• What is asked: Return all lines that include the string "circle".

++++++++++++++++++++

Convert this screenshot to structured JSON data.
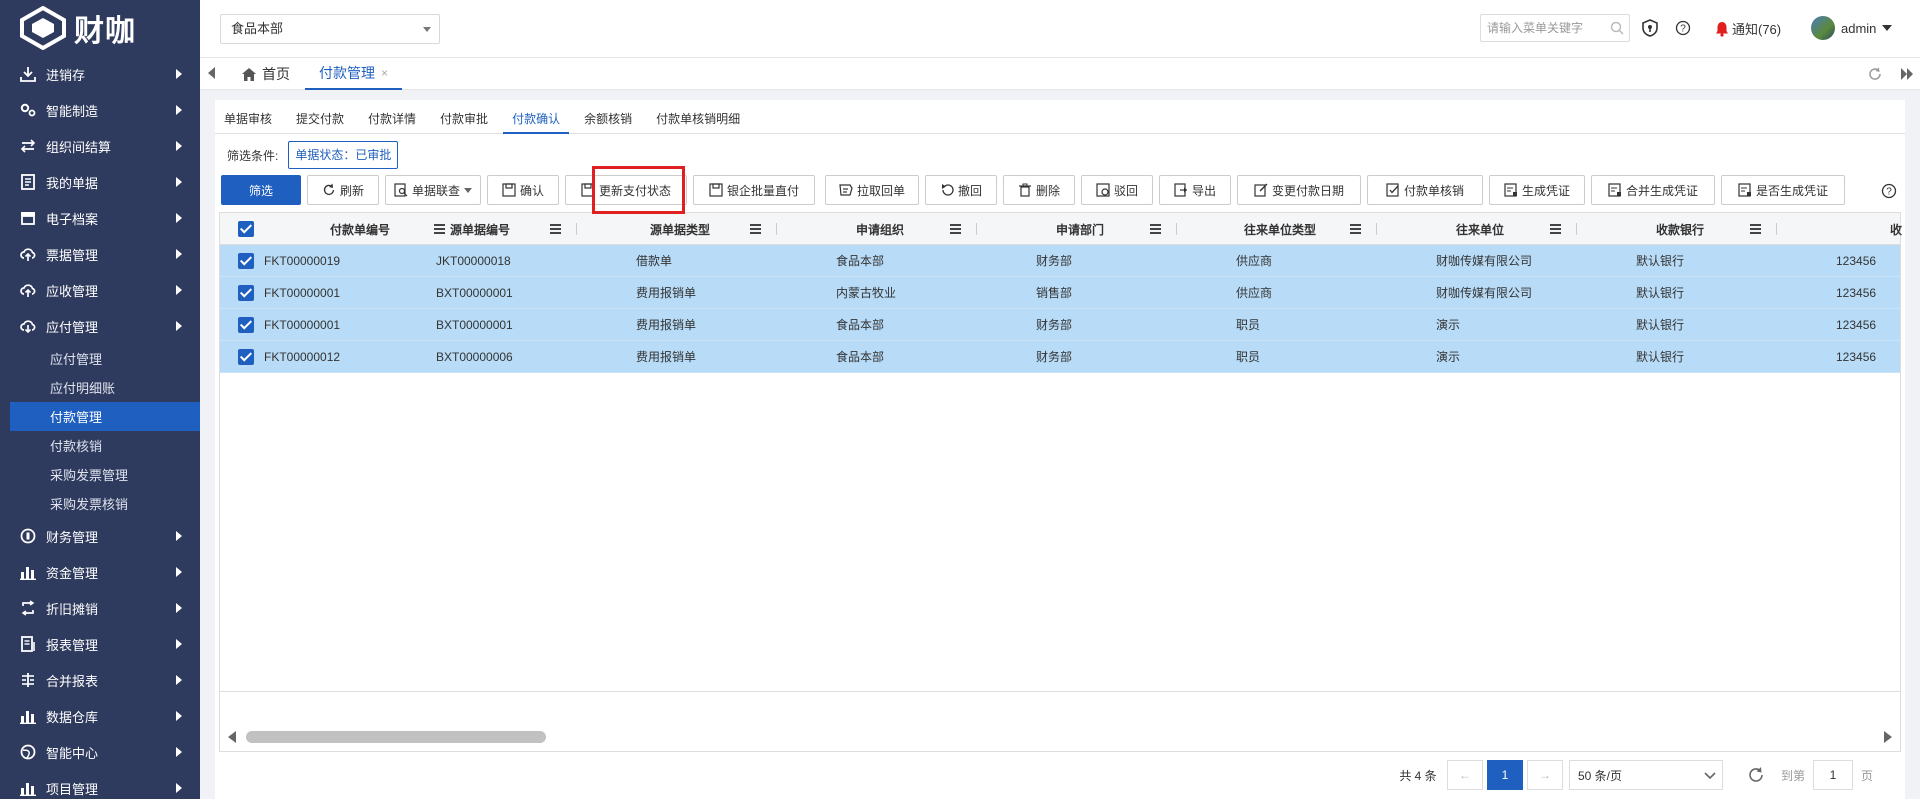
{
  "brand": {
    "name": "财咖"
  },
  "sidebar": {
    "items": [
      {
        "label": "进销存",
        "icon": "download-icon"
      },
      {
        "label": "智能制造",
        "icon": "gears-icon"
      },
      {
        "label": "组织间结算",
        "icon": "exchange-icon"
      },
      {
        "label": "我的单据",
        "icon": "document-icon"
      },
      {
        "label": "电子档案",
        "icon": "archive-icon"
      },
      {
        "label": "票据管理",
        "icon": "cloud-upload-icon"
      },
      {
        "label": "应收管理",
        "icon": "cloud-upload-icon"
      },
      {
        "label": "应付管理",
        "icon": "cloud-download-icon"
      }
    ],
    "sub_items": [
      {
        "label": "应付管理",
        "active": false
      },
      {
        "label": "应付明细账",
        "active": false
      },
      {
        "label": "付款管理",
        "active": true
      },
      {
        "label": "付款核销",
        "active": false
      },
      {
        "label": "采购发票管理",
        "active": false
      },
      {
        "label": "采购发票核销",
        "active": false
      }
    ],
    "items_after": [
      {
        "label": "财务管理",
        "icon": "coin-icon"
      },
      {
        "label": "资金管理",
        "icon": "bar-chart-icon"
      },
      {
        "label": "折旧摊销",
        "icon": "cycle-icon"
      },
      {
        "label": "报表管理",
        "icon": "report-icon"
      },
      {
        "label": "合并报表",
        "icon": "merge-icon"
      },
      {
        "label": "数据仓库",
        "icon": "bar-chart-icon"
      },
      {
        "label": "智能中心",
        "icon": "globe-icon"
      },
      {
        "label": "项目管理",
        "icon": "bar-chart-icon"
      }
    ]
  },
  "header": {
    "org_select": "食品本部",
    "search_placeholder": "请输入菜单关键字",
    "notify_label": "通知(76)",
    "user_name": "admin"
  },
  "tabs": {
    "home": "首页",
    "current": "付款管理",
    "close": "×"
  },
  "subtabs": [
    {
      "label": "单据审核",
      "active": false
    },
    {
      "label": "提交付款",
      "active": false
    },
    {
      "label": "付款详情",
      "active": false
    },
    {
      "label": "付款审批",
      "active": false
    },
    {
      "label": "付款确认",
      "active": true
    },
    {
      "label": "余额核销",
      "active": false
    },
    {
      "label": "付款单核销明细",
      "active": false
    }
  ],
  "filter": {
    "label": "筛选条件:",
    "tag": "单据状态：已审批"
  },
  "toolbar": {
    "filter": "筛选",
    "refresh": "刷新",
    "linked": "单据联查",
    "confirm": "确认",
    "update_status": "更新支付状态",
    "bank_direct": "银企批量直付",
    "pull_receipt": "拉取回单",
    "withdraw": "撤回",
    "delete": "删除",
    "reject": "驳回",
    "export": "导出",
    "change_date": "变更付款日期",
    "verify": "付款单核销",
    "gen_voucher": "生成凭证",
    "merge_voucher": "合并生成凭证",
    "is_voucher": "是否生成凭证"
  },
  "grid": {
    "columns": [
      "付款单编号",
      "源单据编号",
      "源单据类型",
      "申请组织",
      "申请部门",
      "往来单位类型",
      "往来单位",
      "收款银行",
      "收"
    ],
    "rows": [
      [
        "FKT00000019",
        "JKT00000018",
        "借款单",
        "食品本部",
        "财务部",
        "供应商",
        "财咖传媒有限公司",
        "默认银行",
        "123456"
      ],
      [
        "FKT00000001",
        "BXT00000001",
        "费用报销单",
        "内蒙古牧业",
        "销售部",
        "供应商",
        "财咖传媒有限公司",
        "默认银行",
        "123456"
      ],
      [
        "FKT00000001",
        "BXT00000001",
        "费用报销单",
        "食品本部",
        "财务部",
        "职员",
        "演示",
        "默认银行",
        "123456"
      ],
      [
        "FKT00000012",
        "BXT00000006",
        "费用报销单",
        "食品本部",
        "财务部",
        "职员",
        "演示",
        "默认银行",
        "123456"
      ]
    ]
  },
  "pager": {
    "total": "共 4 条",
    "current_page": "1",
    "page_size": "50 条/页",
    "goto_label": "到第",
    "goto_value": "1",
    "page_suffix": "页",
    "prev": "←",
    "next": "→"
  },
  "colors": {
    "sidebar": "#2f3b5e",
    "accent": "#1f5fbf",
    "row_selected": "#b8dcf7",
    "highlight": "#e02020"
  }
}
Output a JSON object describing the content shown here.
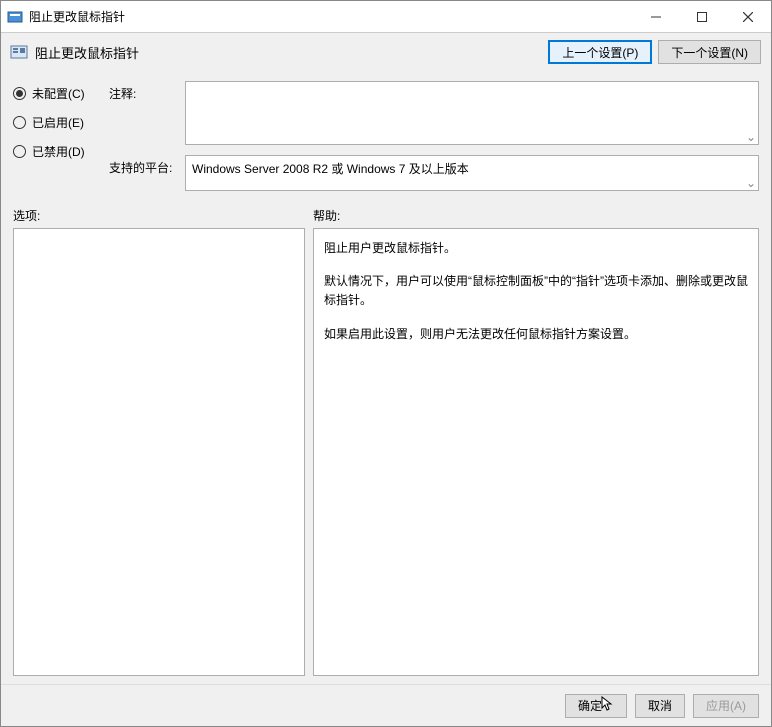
{
  "window": {
    "title": "阻止更改鼠标指针"
  },
  "header": {
    "title": "阻止更改鼠标指针",
    "prev_label": "上一个设置(P)",
    "next_label": "下一个设置(N)"
  },
  "radios": {
    "not_configured": "未配置(C)",
    "enabled": "已启用(E)",
    "disabled": "已禁用(D)"
  },
  "fields": {
    "comment_label": "注释:",
    "comment_value": "",
    "platform_label": "支持的平台:",
    "platform_value": "Windows Server 2008 R2 或 Windows 7 及以上版本"
  },
  "labels": {
    "options": "选项:",
    "help": "帮助:"
  },
  "help": {
    "p1": "阻止用户更改鼠标指针。",
    "p2": "默认情况下，用户可以使用“鼠标控制面板”中的“指针”选项卡添加、删除或更改鼠标指针。",
    "p3": "如果启用此设置，则用户无法更改任何鼠标指针方案设置。"
  },
  "footer": {
    "ok": "确定",
    "cancel": "取消",
    "apply": "应用(A)"
  }
}
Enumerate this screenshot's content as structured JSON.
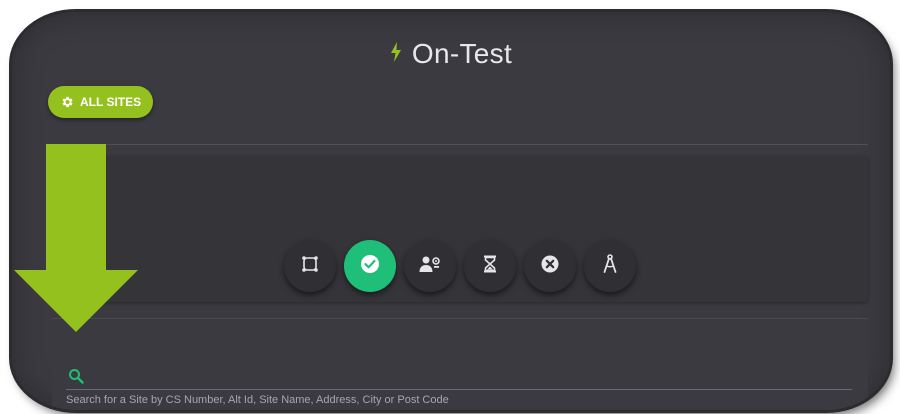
{
  "header": {
    "title": "On-Test",
    "bolt_icon": "lightning-bolt-icon",
    "bolt_color": "#95c11f"
  },
  "filter_button": {
    "label": "ALL SITES",
    "icon": "gear-icon",
    "color": "#95c11f"
  },
  "toolbar": {
    "items": [
      {
        "name": "frame-icon",
        "active": false
      },
      {
        "name": "check-circle-icon",
        "active": true
      },
      {
        "name": "user-settings-icon",
        "active": false
      },
      {
        "name": "hourglass-icon",
        "active": false
      },
      {
        "name": "cancel-circle-icon",
        "active": false
      },
      {
        "name": "compass-icon",
        "active": false
      }
    ],
    "active_color": "#1fbf7a"
  },
  "search": {
    "icon": "search-icon",
    "hint": "Search for a Site by CS Number, Alt Id, Site Name, Address, City or Post Code",
    "icon_color": "#1fbf7a"
  },
  "annotation": {
    "arrow_icon": "down-arrow-icon",
    "arrow_color": "#95c11f"
  }
}
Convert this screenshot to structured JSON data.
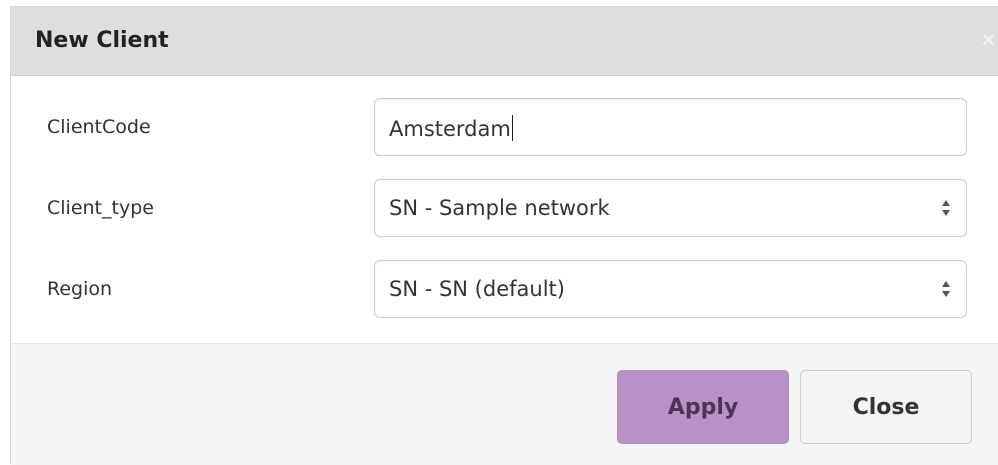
{
  "dialog": {
    "title": "New Client",
    "close_glyph": "×"
  },
  "form": {
    "client_code": {
      "label": "ClientCode",
      "value": "Amsterdam"
    },
    "client_type": {
      "label": "Client_type",
      "selected": "SN - Sample network"
    },
    "region": {
      "label": "Region",
      "selected": "SN - SN (default)"
    }
  },
  "footer": {
    "apply_label": "Apply",
    "close_label": "Close"
  },
  "colors": {
    "header_bg": "#dedede",
    "apply_bg": "#b892c6",
    "footer_bg": "#f5f5f5"
  }
}
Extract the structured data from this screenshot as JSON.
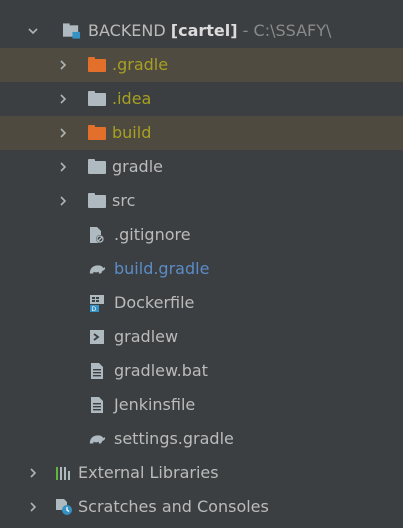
{
  "tree": {
    "root": {
      "name": "BACKEND",
      "module": "[cartel]",
      "path": "- C:\\SSAFY\\"
    },
    "children": [
      {
        "label": ".gradle",
        "kind": "folder",
        "state": "ignored"
      },
      {
        "label": ".idea",
        "kind": "folder",
        "state": "ignored"
      },
      {
        "label": "build",
        "kind": "folder",
        "state": "ignored"
      },
      {
        "label": "gradle",
        "kind": "folder",
        "state": "normal"
      },
      {
        "label": "src",
        "kind": "folder",
        "state": "normal"
      },
      {
        "label": ".gitignore",
        "kind": "file",
        "icon": "gitignore-icon"
      },
      {
        "label": "build.gradle",
        "kind": "file",
        "icon": "gradle-icon"
      },
      {
        "label": "Dockerfile",
        "kind": "file",
        "icon": "docker-icon"
      },
      {
        "label": "gradlew",
        "kind": "file",
        "icon": "shell-icon"
      },
      {
        "label": "gradlew.bat",
        "kind": "file",
        "icon": "text-file-icon"
      },
      {
        "label": "Jenkinsfile",
        "kind": "file",
        "icon": "text-file-icon"
      },
      {
        "label": "settings.gradle",
        "kind": "file",
        "icon": "gradle-icon"
      }
    ],
    "external_libraries": "External Libraries",
    "scratches": "Scratches and Consoles"
  }
}
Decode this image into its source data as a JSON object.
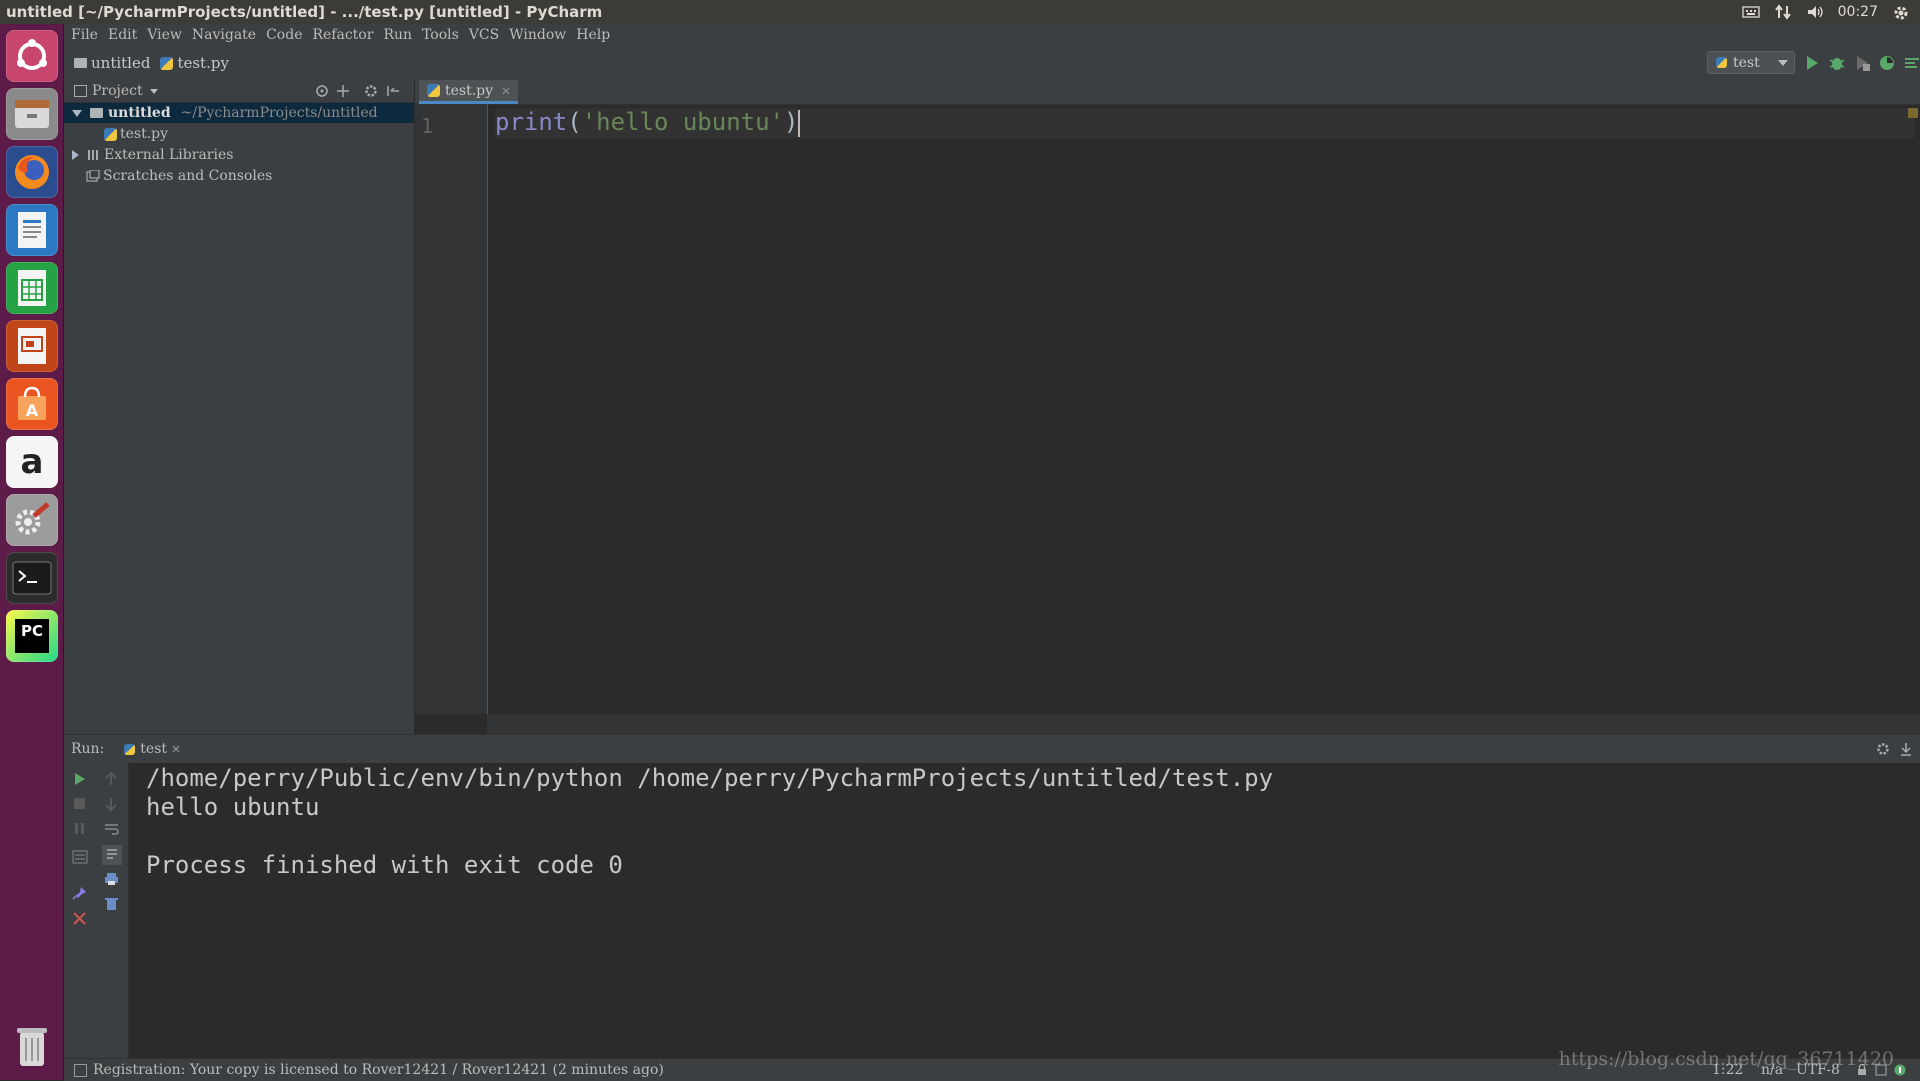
{
  "window": {
    "title": "untitled [~/PycharmProjects/untitled] - .../test.py [untitled] - PyCharm"
  },
  "system_tray": {
    "clock": "00:27",
    "icons": [
      "keyboard-icon",
      "network-icon",
      "volume-icon",
      "settings-gear-icon"
    ]
  },
  "launcher": {
    "items": [
      {
        "name": "ubuntu-dash",
        "color": "#c8466e"
      },
      {
        "name": "files",
        "color": "#7a7a7a"
      },
      {
        "name": "firefox",
        "color": "#e66000"
      },
      {
        "name": "libreoffice-writer",
        "color": "#2b79c2"
      },
      {
        "name": "libreoffice-calc",
        "color": "#25a244"
      },
      {
        "name": "libreoffice-impress",
        "color": "#c0461a"
      },
      {
        "name": "software-center",
        "color": "#e95420"
      },
      {
        "name": "amazon",
        "color": "#f5f5f5"
      },
      {
        "name": "system-settings",
        "color": "#9c9c9c"
      },
      {
        "name": "terminal",
        "color": "#2c2c2c"
      },
      {
        "name": "pycharm",
        "color": "#21d789"
      },
      {
        "name": "trash",
        "color": "#9a9a9a"
      }
    ],
    "amazon_glyph": "a",
    "pycharm_glyph": "PC"
  },
  "menu": {
    "items": [
      "File",
      "Edit",
      "View",
      "Navigate",
      "Code",
      "Refactor",
      "Run",
      "Tools",
      "VCS",
      "Window",
      "Help"
    ]
  },
  "navbar": {
    "project": "untitled",
    "file": "test.py",
    "run_config": "test"
  },
  "project_panel": {
    "title": "Project",
    "root_name": "untitled",
    "root_path": "~/PycharmProjects/untitled",
    "file": "test.py",
    "external_libraries": "External Libraries",
    "scratches": "Scratches and Consoles"
  },
  "editor": {
    "tab_label": "test.py",
    "line_number": "1",
    "code": {
      "fn": "print",
      "open": "(",
      "string": "'hello ubuntu'",
      "close": ")"
    }
  },
  "run_panel": {
    "label": "Run:",
    "tab": "test",
    "output": [
      "/home/perry/Public/env/bin/python /home/perry/PycharmProjects/untitled/test.py",
      "hello ubuntu",
      "",
      "Process finished with exit code 0"
    ]
  },
  "status_bar": {
    "message": "Registration: Your copy is licensed to Rover12421 / Rover12421 (2 minutes ago)",
    "position": "1:22",
    "line_sep": "n/a",
    "encoding": "UTF-8"
  },
  "watermark": "https://blog.csdn.net/qq_36711420",
  "colors": {
    "keyword_fn": "#8888c6",
    "string": "#6a8759",
    "run_green": "#59a869",
    "stop_red": "#c75450",
    "selection": "#0d293e"
  }
}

++++++++++++++++++++

• Written response:
        "name": "check-circle-icon",
        "name": "cancel-circle-icon",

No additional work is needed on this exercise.